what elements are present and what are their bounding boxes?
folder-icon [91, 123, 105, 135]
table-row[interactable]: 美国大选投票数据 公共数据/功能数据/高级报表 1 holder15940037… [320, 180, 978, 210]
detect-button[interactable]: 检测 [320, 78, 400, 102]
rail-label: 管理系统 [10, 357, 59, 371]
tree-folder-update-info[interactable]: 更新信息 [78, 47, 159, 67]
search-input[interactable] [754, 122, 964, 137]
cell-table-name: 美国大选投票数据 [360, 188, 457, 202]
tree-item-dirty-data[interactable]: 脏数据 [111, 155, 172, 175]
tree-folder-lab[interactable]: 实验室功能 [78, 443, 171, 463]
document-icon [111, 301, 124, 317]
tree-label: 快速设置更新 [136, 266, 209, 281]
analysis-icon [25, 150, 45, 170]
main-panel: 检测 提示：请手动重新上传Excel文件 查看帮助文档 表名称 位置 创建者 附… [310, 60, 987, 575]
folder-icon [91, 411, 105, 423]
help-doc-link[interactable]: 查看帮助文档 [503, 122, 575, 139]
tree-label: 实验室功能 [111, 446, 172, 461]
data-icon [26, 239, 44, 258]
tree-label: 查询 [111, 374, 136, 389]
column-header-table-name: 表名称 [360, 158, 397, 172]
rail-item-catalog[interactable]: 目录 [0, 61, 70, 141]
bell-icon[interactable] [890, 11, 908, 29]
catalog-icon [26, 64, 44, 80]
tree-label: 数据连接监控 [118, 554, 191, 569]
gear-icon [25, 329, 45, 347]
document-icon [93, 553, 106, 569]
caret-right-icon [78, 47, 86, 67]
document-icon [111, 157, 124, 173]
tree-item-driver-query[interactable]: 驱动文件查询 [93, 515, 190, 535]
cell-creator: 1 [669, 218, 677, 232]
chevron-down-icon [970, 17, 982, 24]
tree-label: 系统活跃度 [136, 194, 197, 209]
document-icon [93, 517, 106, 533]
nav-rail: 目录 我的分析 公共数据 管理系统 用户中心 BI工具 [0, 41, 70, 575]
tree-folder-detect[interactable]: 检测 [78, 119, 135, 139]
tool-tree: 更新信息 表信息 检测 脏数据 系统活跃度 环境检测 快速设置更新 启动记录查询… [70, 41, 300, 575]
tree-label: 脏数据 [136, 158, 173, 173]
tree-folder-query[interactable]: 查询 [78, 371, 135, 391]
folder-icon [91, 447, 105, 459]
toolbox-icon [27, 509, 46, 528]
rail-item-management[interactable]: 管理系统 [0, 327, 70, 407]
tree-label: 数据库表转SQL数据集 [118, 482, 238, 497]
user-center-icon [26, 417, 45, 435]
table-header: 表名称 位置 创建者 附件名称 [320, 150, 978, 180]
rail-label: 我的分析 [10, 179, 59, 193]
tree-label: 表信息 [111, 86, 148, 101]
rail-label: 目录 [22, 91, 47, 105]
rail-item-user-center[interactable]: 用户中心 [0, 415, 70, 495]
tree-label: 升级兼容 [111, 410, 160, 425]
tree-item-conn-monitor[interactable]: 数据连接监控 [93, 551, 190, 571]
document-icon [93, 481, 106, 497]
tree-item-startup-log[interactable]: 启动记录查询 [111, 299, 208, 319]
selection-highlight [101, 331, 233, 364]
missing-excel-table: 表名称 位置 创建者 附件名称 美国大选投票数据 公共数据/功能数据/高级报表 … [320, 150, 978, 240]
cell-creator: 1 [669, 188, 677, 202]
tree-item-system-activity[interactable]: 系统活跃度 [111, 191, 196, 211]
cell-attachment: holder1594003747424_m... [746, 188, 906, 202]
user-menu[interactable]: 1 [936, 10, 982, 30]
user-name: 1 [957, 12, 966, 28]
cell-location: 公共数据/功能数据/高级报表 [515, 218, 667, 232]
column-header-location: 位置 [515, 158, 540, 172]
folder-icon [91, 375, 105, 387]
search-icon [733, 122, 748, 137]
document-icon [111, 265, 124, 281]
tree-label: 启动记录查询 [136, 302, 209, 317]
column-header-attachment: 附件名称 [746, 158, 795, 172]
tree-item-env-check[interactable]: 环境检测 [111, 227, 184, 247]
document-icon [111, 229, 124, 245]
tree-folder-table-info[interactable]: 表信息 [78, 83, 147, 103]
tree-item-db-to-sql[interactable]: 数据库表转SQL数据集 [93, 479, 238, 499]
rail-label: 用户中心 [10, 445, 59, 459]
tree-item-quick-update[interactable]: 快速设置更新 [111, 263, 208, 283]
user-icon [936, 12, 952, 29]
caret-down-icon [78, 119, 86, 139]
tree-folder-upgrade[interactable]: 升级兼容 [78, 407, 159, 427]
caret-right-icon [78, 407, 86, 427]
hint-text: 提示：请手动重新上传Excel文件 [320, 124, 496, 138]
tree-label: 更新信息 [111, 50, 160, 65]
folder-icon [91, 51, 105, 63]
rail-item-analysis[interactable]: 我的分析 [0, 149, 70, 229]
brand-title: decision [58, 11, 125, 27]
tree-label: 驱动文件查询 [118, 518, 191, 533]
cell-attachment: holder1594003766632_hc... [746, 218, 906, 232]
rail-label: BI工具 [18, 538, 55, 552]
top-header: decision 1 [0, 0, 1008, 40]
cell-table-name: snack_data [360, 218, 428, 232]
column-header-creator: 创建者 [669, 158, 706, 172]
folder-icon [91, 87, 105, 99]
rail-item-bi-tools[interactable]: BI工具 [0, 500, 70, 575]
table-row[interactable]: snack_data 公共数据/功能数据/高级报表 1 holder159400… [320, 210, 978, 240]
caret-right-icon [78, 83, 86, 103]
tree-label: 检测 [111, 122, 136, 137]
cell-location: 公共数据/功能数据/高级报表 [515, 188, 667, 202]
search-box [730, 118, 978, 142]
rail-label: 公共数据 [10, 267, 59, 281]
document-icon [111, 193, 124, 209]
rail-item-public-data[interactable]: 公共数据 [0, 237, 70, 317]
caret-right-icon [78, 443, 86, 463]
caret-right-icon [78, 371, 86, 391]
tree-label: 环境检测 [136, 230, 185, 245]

◆ ◆ ◆ ◆ ◆ ◆ ◆

JOB: Present every one of the lines above as a Markdown table with two columns, "No." for the row number and "Line" for the line itself, leaving out any blank lines.

OUTPUT BELOW:
| No. | Line |
|---|---|
| 1 | what elements are present and what are their bounding boxes? |
| 2 | folder-icon [91, 123, 105, 135] |
| 3 | table-row[interactable]: 美国大选投票数据 公共数据/功能数据/高级报表 1 holder15940037… [320, 180, 978, 210] |
| 4 | detect-button[interactable]: 检测 [320, 78, 400, 102] |
| 5 | rail-label: 管理系统 [10, 357, 59, 371] |
| 6 | tree-folder-update-info[interactable]: 更新信息 [78, 47, 159, 67] |
| 7 | search-input[interactable] [754, 122, 964, 137] |
| 8 | cell-table-name: 美国大选投票数据 [360, 188, 457, 202] |
| 9 | tree-item-dirty-data[interactable]: 脏数据 [111, 155, 172, 175] |
| 10 | tree-folder-lab[interactable]: 实验室功能 [78, 443, 171, 463] |
| 11 | document-icon [111, 301, 124, 317] |
| 12 | tree-label: 快速设置更新 [136, 266, 209, 281] |
| 13 | analysis-icon [25, 150, 45, 170] |
| 14 | main-panel: 检测 提示：请手动重新上传Excel文件 查看帮助文档 表名称 位置 创建者 附… [310, 60, 987, 575] |
| 15 | folder-icon [91, 411, 105, 423] |
| 16 | help-doc-link[interactable]: 查看帮助文档 [503, 122, 575, 139] |
| 17 | tree-label: 实验室功能 [111, 446, 172, 461] |
| 18 | data-icon [26, 239, 44, 258] |
| 19 | tree-label: 查询 [111, 374, 136, 389] |
| 20 | column-header-table-name: 表名称 [360, 158, 397, 172] |
| 21 | rail-item-catalog[interactable]: 目录 [0, 61, 70, 141] |
| 22 | bell-icon[interactable] [890, 11, 908, 29] |
| 23 | catalog-icon [26, 64, 44, 80] |
| 24 | tree-label: 数据连接监控 [118, 554, 191, 569] |
| 25 | gear-icon [25, 329, 45, 347] |
| 26 | document-icon [93, 553, 106, 569] |
| 27 | caret-right-icon [78, 47, 86, 67] |
| 28 | document-icon [111, 157, 124, 173] |
| 29 | tree-item-driver-query[interactable]: 驱动文件查询 [93, 515, 190, 535] |
| 30 | cell-creator: 1 [669, 218, 677, 232] |
| 31 | chevron-down-icon [970, 17, 982, 24] |
| 32 | tree-label: 系统活跃度 [136, 194, 197, 209] |
| 33 | document-icon [93, 517, 106, 533] |
| 34 | nav-rail: 目录 我的分析 公共数据 管理系统 用户中心 BI工具 [0, 41, 70, 575] |
| 35 | tree-folder-detect[interactable]: 检测 [78, 119, 135, 139] |
| 36 | tool-tree: 更新信息 表信息 检测 脏数据 系统活跃度 环境检测 快速设置更新 启动记录查询… [70, 41, 300, 575] |
| 37 | tree-label: 脏数据 [136, 158, 173, 173] |
| 38 | tree-folder-query[interactable]: 查询 [78, 371, 135, 391] |
| 39 | folder-icon [91, 447, 105, 459] |
| 40 | toolbox-icon [27, 509, 46, 528] |
| 41 | rail-item-management[interactable]: 管理系统 [0, 327, 70, 407] |
| 42 | tree-label: 数据库表转SQL数据集 [118, 482, 238, 497] |
| 43 | user-center-icon [26, 417, 45, 435] |
| 44 | table-header: 表名称 位置 创建者 附件名称 [320, 150, 978, 180] |
| 45 | rail-label: 我的分析 [10, 179, 59, 193] |
| 46 | tree-label: 表信息 [111, 86, 148, 101] |
| 47 | rail-label: 目录 [22, 91, 47, 105] |
| 48 | rail-item-user-center[interactable]: 用户中心 [0, 415, 70, 495] |
| 49 | tree-label: 升级兼容 [111, 410, 160, 425] |
| 50 | tree-item-conn-monitor[interactable]: 数据连接监控 [93, 551, 190, 571] |
| 51 | document-icon [93, 481, 106, 497] |
| 52 | tree-item-startup-log[interactable]: 启动记录查询 [111, 299, 208, 319] |
| 53 | selection-highlight [101, 331, 233, 364] |
| 54 | missing-excel-table: 表名称 位置 创建者 附件名称 美国大选投票数据 公共数据/功能数据/高级报表 … [320, 150, 978, 240] |
| 55 | cell-creator: 1 [669, 188, 677, 202] |
| 56 | tree-item-system-activity[interactable]: 系统活跃度 [111, 191, 196, 211] |
| 57 | cell-attachment: holder1594003747424_m... [746, 188, 906, 202] |
| 58 | user-menu[interactable]: 1 [936, 10, 982, 30] |
| 59 | user-name: 1 [957, 12, 966, 28] |
| 60 | cell-location: 公共数据/功能数据/高级报表 [515, 218, 667, 232] |
| 61 | column-header-location: 位置 [515, 158, 540, 172] |
| 62 | folder-icon [91, 375, 105, 387] |
| 63 | search-icon [733, 122, 748, 137] |
| 64 | document-icon [111, 265, 124, 281] |
| 65 | tree-label: 启动记录查询 [136, 302, 209, 317] |
| 66 | column-header-attachment: 附件名称 [746, 158, 795, 172] |
| 67 | tree-item-env-check[interactable]: 环境检测 [111, 227, 184, 247] |
| 68 | document-icon [111, 229, 124, 245] |
| 69 | tree-folder-table-info[interactable]: 表信息 [78, 83, 147, 103] |
| 70 | tree-item-db-to-sql[interactable]: 数据库表转SQL数据集 [93, 479, 238, 499] |
| 71 | rail-label: 用户中心 [10, 445, 59, 459] |
| 72 | tree-item-quick-update[interactable]: 快速设置更新 [111, 263, 208, 283] |
| 73 | user-icon [936, 12, 952, 29] |
| 74 | caret-down-icon [78, 119, 86, 139] |
| 75 | tree-folder-upgrade[interactable]: 升级兼容 [78, 407, 159, 427] |
| 76 | caret-right-icon [78, 407, 86, 427] |
| 77 | hint-text: 提示：请手动重新上传Excel文件 [320, 124, 496, 138] |
| 78 | tree-label: 更新信息 [111, 50, 160, 65] |
| 79 | folder-icon [91, 51, 105, 63] |
| 80 | rail-item-analysis[interactable]: 我的分析 [0, 149, 70, 229] |
| 81 | brand-title: decision [58, 11, 125, 27] |
| 82 | tree-label: 驱动文件查询 [118, 518, 191, 533] |
| 83 | cell-attachment: holder1594003766632_hc... [746, 218, 906, 232] |
| 84 | rail-label: BI工具 [18, 538, 55, 552] |
| 85 | top-header: decision 1 [0, 0, 1008, 40] |
| 86 | cell-table-name: snack_data [360, 218, 428, 232] |
| 87 | column-header-creator: 创建者 [669, 158, 706, 172] |
| 88 | folder-icon [91, 87, 105, 99] |
| 89 | rail-item-bi-tools[interactable]: BI工具 [0, 500, 70, 575] |
| 90 | table-row[interactable]: snack_data 公共数据/功能数据/高级报表 1 holder159400… [320, 210, 978, 240] |
| 91 | caret-right-icon [78, 83, 86, 103] |
| 92 | tree-label: 检测 [111, 122, 136, 137] |
| 93 | cell-location: 公共数据/功能数据/高级报表 [515, 188, 667, 202] |
| 94 | search-box [730, 118, 978, 142] |
| 95 | rail-label: 公共数据 [10, 267, 59, 281] |
| 96 | document-icon [111, 193, 124, 209] |
| 97 | rail-item-public-data[interactable]: 公共数据 [0, 237, 70, 317] |
| 98 | caret-right-icon [78, 443, 86, 463] |
| 99 | caret-right-icon [78, 371, 86, 391] |
| 100 | tree-label: 环境检测 [136, 230, 185, 245] |